# [Stated goal a]
Copy the rows below without any change, everything from the row containing "log-icon — [24, 218, 40, 235]" down to the row containing "menu-item-label: Set Program", with both of those rows included.

# [Document section]
------------

# Can-US exchange rate favorable- ideal timing for US ETF's



## dcaron (Jul 23, 2009)

*CAD-USD exchange rate favorable- ideal timing for US ETF's*

Pardon the newbie question. With the Can-US exchange rate so favorable right now, is this the ideal timing to buy US ETF's such as those from Vanguard? I dont have a crystal ball, but I assume that the Can dollar can do one of two things, which is stay at PAR, or go back down at one point.

Im contemplating signing up for discount brokerage, to buy and hold (couch potato) Vanguard Index ETF's. My goal is to first open personal RRSP and LIRA accounts, and spousal RRSP account. Then I want to move my existing National Bank/Altamira Index Mutual Funds with MER of .63%, to various iShares and Vanguard ETF's. I also have my banking at NAtional Bank (mortage, HELOC, etc). Due to the "size" of my $175,000 portfolio, signing up for their National Bank NBDB discount brokerage would lower trade fees to $9.95 + currency conversion rate for trades > $25,000. Even if the fees are higher than most non-bank based brokerage firms, the impact to me is not so great since I am a buy&hold investor with yearly contribution and/or re-balancing.

------------

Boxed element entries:

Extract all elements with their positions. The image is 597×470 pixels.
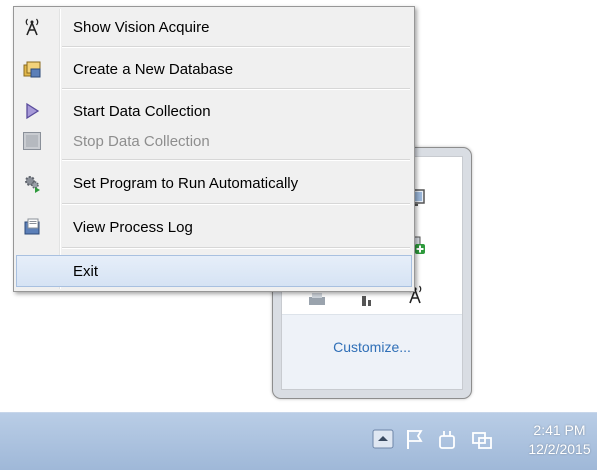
log-icon — [24, 218, 40, 235]
taskbar: 2:41 PM 12/2/2015 — [0, 412, 597, 470]
antenna-icon — [25, 18, 39, 36]
menu-item-exit[interactable]: Exit — [16, 255, 412, 287]
menu-item-label: Show Vision Acquire — [73, 19, 210, 36]
menu-item-set-run-automatically[interactable]: Set Program to Run Automatically — [16, 167, 412, 199]
menu-item-view-process-log[interactable]: View Process Log — [16, 211, 412, 243]
flyout-footer: Customize... — [282, 314, 462, 389]
stop-icon — [23, 132, 41, 150]
menu-separator — [62, 203, 410, 205]
show-hidden-icons-button[interactable] — [371, 427, 395, 451]
menu-separator — [62, 247, 410, 249]
menu-item-label: Set Program to Run Automatically — [73, 175, 299, 192]
clock-date: 12/2/2015 — [528, 441, 591, 457]
menu-item-create-database[interactable]: Create a New Database — [16, 53, 412, 85]
menu-item-start-data-collection[interactable]: Start Data Collection — [16, 95, 412, 125]
menu-item-label: Create a New Database — [73, 61, 234, 78]
clock-time: 2:41 PM — [533, 422, 586, 438]
network-icon[interactable] — [470, 427, 494, 451]
menu-item-label: Exit — [73, 263, 99, 280]
menu-item-label: View Process Log — [73, 219, 193, 236]
action-center-flag-icon[interactable] — [403, 427, 427, 451]
menu-item-show-vision-acquire[interactable]: Show Vision Acquire — [16, 11, 412, 43]
network-icon[interactable] — [356, 289, 378, 311]
menu-separator — [62, 159, 410, 161]
menu-separator — [62, 88, 410, 90]
customize-link[interactable]: Customize... — [282, 339, 462, 355]
context-menu: Show Vision Acquire Create a New Databas… — [13, 6, 415, 292]
printer-icon[interactable] — [306, 289, 328, 311]
power-icon[interactable] — [435, 427, 459, 451]
menu-item-stop-data-collection[interactable]: Stop Data Collection — [16, 125, 412, 155]
database-icon — [23, 61, 41, 78]
play-icon — [26, 102, 40, 120]
taskbar-clock[interactable]: 2:41 PM 12/2/2015 — [522, 421, 597, 459]
menu-item-label: Start Data Collection — [73, 103, 211, 120]
menu-separator — [62, 46, 410, 48]
menu-item-label: Stop Data Collection — [73, 133, 210, 150]
gears-icon — [25, 176, 40, 193]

------------

# [Stated goal b]
Answer these questions about the forum thread on the exchange rate:
(i) On what date was the post made?
(ii) What MER do the existing National Bank/Altamira index mutual funds carry?
(iii) What is the size of the poster's portfolio?

# [Finished answer a]
log-icon — [24, 218, 40, 235]
taskbar: 2:41 PM 12/2/2015 — [0, 412, 597, 470]
antenna-icon — [25, 18, 39, 36]
menu-item-exit[interactable]: Exit — [16, 255, 412, 287]
menu-item-label: Show Vision Acquire — [73, 19, 210, 36]
menu-item-set-run-automatically[interactable]: Set Program to Run Automatically — [16, 167, 412, 199]
menu-item-view-process-log[interactable]: View Process Log — [16, 211, 412, 243]
flyout-footer: Customize... — [282, 314, 462, 389]
stop-icon — [23, 132, 41, 150]
menu-separator — [62, 203, 410, 205]
show-hidden-icons-button[interactable] — [371, 427, 395, 451]
menu-separator — [62, 247, 410, 249]
menu-item-label: Set Program to Run Automatically — [73, 175, 299, 192]

# [Finished answer b]
(i) Jul 23, 2009
(ii) .63%
(iii) $175,000